Retype every line of the material below without any changes, and leave the pictures out of your answer.
* Start *
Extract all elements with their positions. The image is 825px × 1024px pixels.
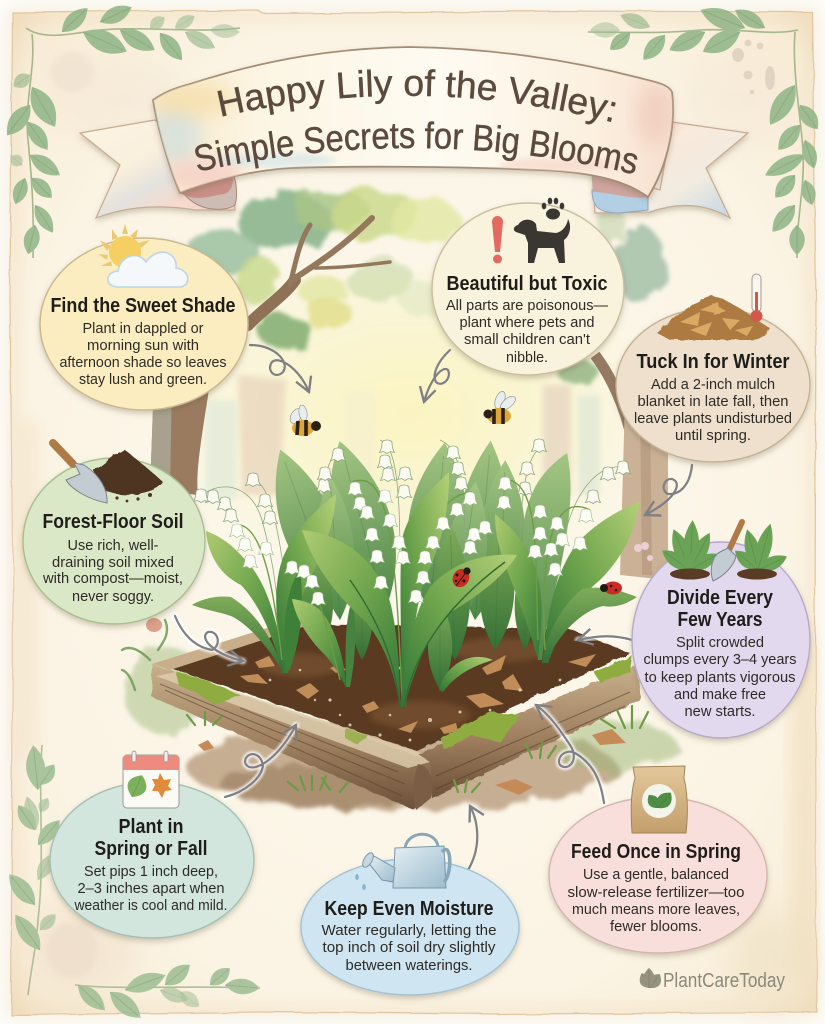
right beam <box>418 665 641 798</box>
center plant <box>302 472 517 707</box>
corner foliage: bottom left <box>3 744 261 1024</box>
heading: Keep Even Moisture <box>324 898 494 920</box>
grass tufts <box>187 706 648 792</box>
body text: afternoon shade so leaves <box>60 354 226 371</box>
panel: forest-floor soil <box>23 443 205 624</box>
body text: much means more leaves, <box>572 901 740 918</box>
arrow: shade to plants <box>250 345 309 392</box>
heading: Plant in <box>118 816 184 838</box>
body text <box>42 537 183 605</box>
heading: Spring or Fall <box>94 838 208 860</box>
body text: Use rich, well- <box>68 537 158 554</box>
body text <box>568 866 744 935</box>
heading: Find the Sweet Shade <box>50 295 236 317</box>
body text: never soggy. <box>72 588 154 605</box>
logo: PlantCareToday <box>636 968 785 992</box>
arrow: plant to bed <box>225 725 296 797</box>
body text: 2–3 inches apart when <box>78 880 224 897</box>
body text <box>74 863 228 914</box>
arrow: moisture to bed <box>468 806 477 870</box>
heading: Few Years <box>678 609 762 631</box>
body text <box>322 922 496 974</box>
icon: watering can <box>355 834 450 890</box>
arrow: divide to bed <box>578 636 632 640</box>
title line 2: Simple Secrets for Big Blooms <box>195 121 638 174</box>
body text <box>634 376 792 444</box>
icon: fertilizer bag <box>631 766 687 833</box>
body text: plant where pets and <box>460 314 594 331</box>
panel: tuck in for winter <box>616 274 810 462</box>
icon: trowel and soil <box>53 443 163 503</box>
icon: logo leaf <box>636 968 665 991</box>
body text: Add a 2-inch mulch <box>651 376 775 393</box>
body text: draining soil mixed <box>52 554 174 571</box>
arrow: winter to plants <box>645 465 692 515</box>
body text: Use a gentle, balanced <box>583 866 729 883</box>
heading: Feed Once in Spring <box>571 841 741 863</box>
icon: sun and cloud <box>98 224 188 287</box>
panel: keep even moisture <box>301 834 519 995</box>
back beam <box>152 618 312 670</box>
heading <box>667 587 774 631</box>
icon: seedlings and trowel <box>658 520 790 581</box>
small front left plant <box>292 599 493 692</box>
body text: and make free <box>674 686 766 703</box>
ladybug on right leaf <box>600 582 622 594</box>
heading: Tuck In for Winter <box>636 351 790 373</box>
ribbon front <box>153 47 673 197</box>
ground leaves <box>198 729 626 795</box>
ribbon folds <box>180 172 648 213</box>
back leaves <box>256 433 535 690</box>
body text: new starts. <box>684 703 756 720</box>
body text: Water regularly, letting the <box>322 922 496 939</box>
ladybug on center leaf <box>449 566 473 590</box>
soil <box>170 624 630 751</box>
body text: Set pips 1 inch deep, <box>84 863 218 880</box>
heading: Divide Every <box>667 587 774 609</box>
ribbon tail left <box>80 120 235 218</box>
logo: PlantCareToday: PlantCareToday <box>663 970 785 992</box>
icon: mulch and thermometer <box>657 274 770 340</box>
body text: nibble. <box>506 349 548 366</box>
title banner <box>78 46 750 258</box>
right plant <box>495 453 640 663</box>
panel: beautiful but toxic <box>432 198 624 375</box>
body text <box>60 320 226 388</box>
heading <box>94 816 208 860</box>
body text: slow-release fertilizer—too <box>568 884 744 901</box>
body text: top inch of soil dry slightly <box>322 939 496 956</box>
corner foliage: top right <box>588 1 824 258</box>
forest background <box>150 190 668 590</box>
arrow: soil to bed <box>175 616 243 661</box>
body text: leave plants undisturbed <box>634 410 792 427</box>
distant pink flowers <box>634 542 653 561</box>
body text: stay lush and green. <box>79 371 207 388</box>
body text: fewer blooms. <box>610 918 702 935</box>
arrow: feed to bed <box>536 705 604 803</box>
lily of the valley plants <box>192 433 640 707</box>
arrow: toxic to plants <box>424 350 450 402</box>
body text <box>644 634 796 720</box>
body text: to keep plants vigorous <box>644 669 796 686</box>
beam end <box>414 764 432 810</box>
body text: All parts are poisonous— <box>446 297 608 314</box>
body text: with compost—moist, <box>42 570 183 587</box>
panel: divide every few years <box>632 520 810 738</box>
faded back blooms <box>194 439 630 660</box>
bee left <box>288 404 321 436</box>
left plant <box>192 494 336 673</box>
flower stems <box>240 480 590 700</box>
left beam <box>152 664 432 810</box>
body text: morning sun with <box>87 337 199 354</box>
heading: Forest-Floor Soil <box>42 511 184 533</box>
body text: blanket in late fall, then <box>638 393 788 410</box>
panel: find the sweet shade <box>40 224 248 410</box>
raised garden bed <box>122 542 675 810</box>
body text: between waterings. <box>346 957 472 974</box>
title line 1: Happy Lily of the Valley: <box>217 69 616 124</box>
ribbon tail right <box>592 122 748 218</box>
bee right <box>484 390 518 424</box>
moss <box>177 656 632 750</box>
body text: Plant in dappled or <box>82 320 204 337</box>
body text: until spring. <box>675 427 751 444</box>
heading: Beautiful but Toxic <box>446 273 608 295</box>
body text: Split crowded <box>676 634 764 651</box>
icon: calendar <box>123 751 179 808</box>
panel: plant in spring or fall <box>50 751 254 938</box>
body text: weather is cool and mild. <box>74 897 228 914</box>
body text: small children can't <box>464 331 591 348</box>
white bell flowers <box>230 477 594 606</box>
body text: clumps every 3–4 years <box>644 651 796 668</box>
body text <box>446 297 608 366</box>
panel: feed once in spring <box>549 766 767 953</box>
corner foliage: top left <box>0 0 240 258</box>
icon: warning and dog <box>492 198 570 264</box>
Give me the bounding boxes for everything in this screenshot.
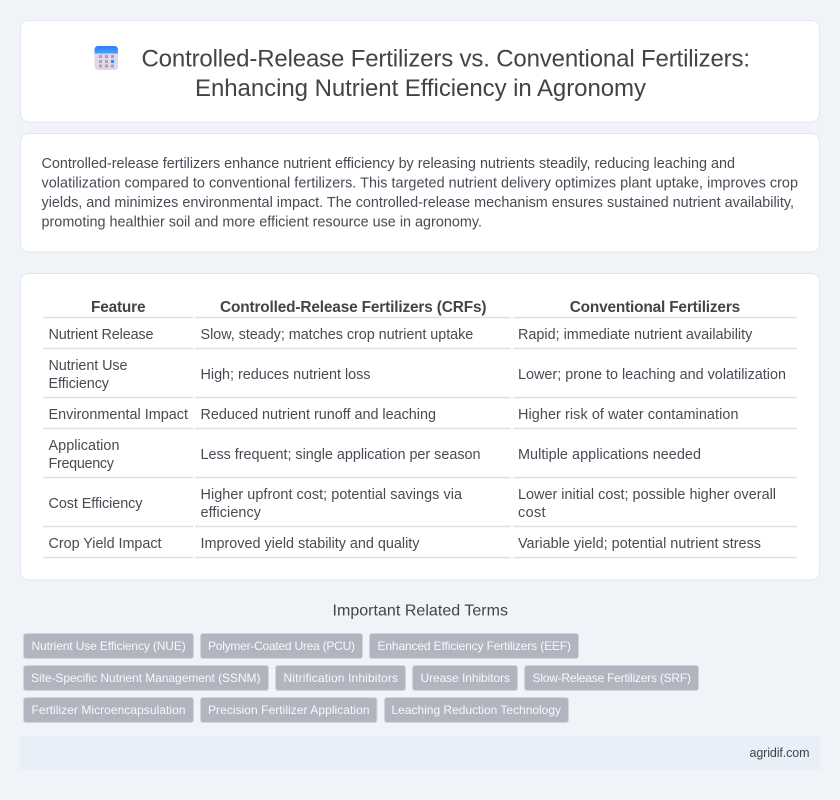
* End *
» RESULT FOR THIS TASK
Extract all elements with their positions. The image is 825px × 1024px pixels.
right beam <box>418 665 641 798</box>
center plant <box>302 472 517 707</box>
corner foliage: bottom left <box>3 744 261 1024</box>
heading: Keep Even Moisture <box>324 898 494 920</box>
grass tufts <box>187 706 648 792</box>
body text: afternoon shade so leaves <box>60 354 226 371</box>
panel: forest-floor soil <box>23 443 205 624</box>
body text: much means more leaves, <box>572 901 740 918</box>
arrow: shade to plants <box>250 345 309 392</box>
heading: Plant in <box>118 816 184 838</box>
body text <box>42 537 183 605</box>
heading: Spring or Fall <box>94 838 208 860</box>
body text: Use rich, well- <box>68 537 158 554</box>
body text <box>568 866 744 935</box>
heading: Find the Sweet Shade <box>50 295 236 317</box>
body text: never soggy. <box>72 588 154 605</box>
logo: PlantCareToday <box>636 968 785 992</box>
arrow: plant to bed <box>225 725 296 797</box>
body text: 2–3 inches apart when <box>78 880 224 897</box>
body text <box>74 863 228 914</box>
arrow: moisture to bed <box>468 806 477 870</box>
heading: Few Years <box>678 609 762 631</box>
body text <box>322 922 496 974</box>
icon: watering can <box>355 834 450 890</box>
arrow: divide to bed <box>578 636 632 640</box>
title line 2: Simple Secrets for Big Blooms <box>195 121 638 174</box>
body text <box>634 376 792 444</box>
icon: fertilizer bag <box>631 766 687 833</box>
body text: plant where pets and <box>460 314 594 331</box>
panel: tuck in for winter <box>616 274 810 462</box>
icon: trowel and soil <box>53 443 163 503</box>
icon: logo leaf <box>636 968 665 991</box>
body text: Add a 2-inch mulch <box>651 376 775 393</box>
body text: draining soil mixed <box>52 554 174 571</box>
arrow: winter to plants <box>645 465 692 515</box>
body text: Use a gentle, balanced <box>583 866 729 883</box>
heading: Feed Once in Spring <box>571 841 741 863</box>
icon: sun and cloud <box>98 224 188 287</box>
panel: keep even moisture <box>301 834 519 995</box>
back beam <box>152 618 312 670</box>
heading <box>667 587 774 631</box>
icon: seedlings and trowel <box>658 520 790 581</box>
small front left plant <box>292 599 493 692</box>
body text: and make free <box>674 686 766 703</box>
ladybug on right leaf <box>600 582 622 594</box>
heading: Tuck In for Winter <box>636 351 790 373</box>
ribbon front <box>153 47 673 197</box>
ground leaves <box>198 729 626 795</box>
ribbon folds <box>180 172 648 213</box>
back leaves <box>256 433 535 690</box>
body text: new starts. <box>684 703 756 720</box>
body text: Water regularly, letting the <box>322 922 496 939</box>
ladybug on center leaf <box>449 566 473 590</box>
soil <box>170 624 630 751</box>
body text: Set pips 1 inch deep, <box>84 863 218 880</box>
heading: Divide Every <box>667 587 774 609</box>
ribbon tail left <box>80 120 235 218</box>
logo: PlantCareToday: PlantCareToday <box>663 970 785 992</box>
icon: mulch and thermometer <box>657 274 770 340</box>
body text: nibble. <box>506 349 548 366</box>
title banner <box>78 46 750 258</box>
right plant <box>495 453 640 663</box>
panel: beautiful but toxic <box>432 198 624 375</box>
body text <box>60 320 226 388</box>
heading <box>94 816 208 860</box>
body text: slow-release fertilizer—too <box>568 884 744 901</box>
body text: top inch of soil dry slightly <box>322 939 496 956</box>
corner foliage: top right <box>588 1 824 258</box>
forest background <box>150 190 668 590</box>
arrow: soil to bed <box>175 616 243 661</box>
body text: leave plants undisturbed <box>634 410 792 427</box>
distant pink flowers <box>634 542 653 561</box>
body text: stay lush and green. <box>79 371 207 388</box>
body text: fewer blooms. <box>610 918 702 935</box>
arrow: feed to bed <box>536 705 604 803</box>
lily of the valley plants <box>192 433 640 707</box>
arrow: toxic to plants <box>424 350 450 402</box>
body text <box>644 634 796 720</box>
body text: to keep plants vigorous <box>644 669 796 686</box>
beam end <box>414 764 432 810</box>
body text: All parts are poisonous— <box>446 297 608 314</box>
body text: with compost—moist, <box>42 570 183 587</box>
panel: divide every few years <box>632 520 810 738</box>
faded back blooms <box>194 439 630 660</box>
bee left <box>288 404 321 436</box>
left plant <box>192 494 336 673</box>
flower stems <box>240 480 590 700</box>
left beam <box>152 664 432 810</box>
body text: morning sun with <box>87 337 199 354</box>
heading: Forest-Floor Soil <box>42 511 184 533</box>
body text: blanket in late fall, then <box>638 393 788 410</box>
panel: find the sweet shade <box>40 224 248 410</box>
raised garden bed <box>122 542 675 810</box>
body text: between waterings. <box>346 957 472 974</box>
title line 1: Happy Lily of the Valley: <box>217 69 616 124</box>
ribbon tail right <box>592 122 748 218</box>
bee right <box>484 390 518 424</box>
moss <box>177 656 632 750</box>
body text: Plant in dappled or <box>82 320 204 337</box>
body text: until spring. <box>675 427 751 444</box>
heading: Beautiful but Toxic <box>446 273 608 295</box>
body text: Split crowded <box>676 634 764 651</box>
icon: calendar <box>123 751 179 808</box>
panel: plant in spring or fall <box>50 751 254 938</box>
body text: weather is cool and mild. <box>74 897 228 914</box>
body text: small children can't <box>464 331 591 348</box>
white bell flowers <box>230 477 594 606</box>
body text: clumps every 3–4 years <box>644 651 796 668</box>
body text <box>446 297 608 366</box>
panel: feed once in spring <box>549 766 767 953</box>
corner foliage: top left <box>0 0 240 258</box>
icon: warning and dog <box>492 198 570 264</box>
Give me the bounding boxes for everything in this screenshot.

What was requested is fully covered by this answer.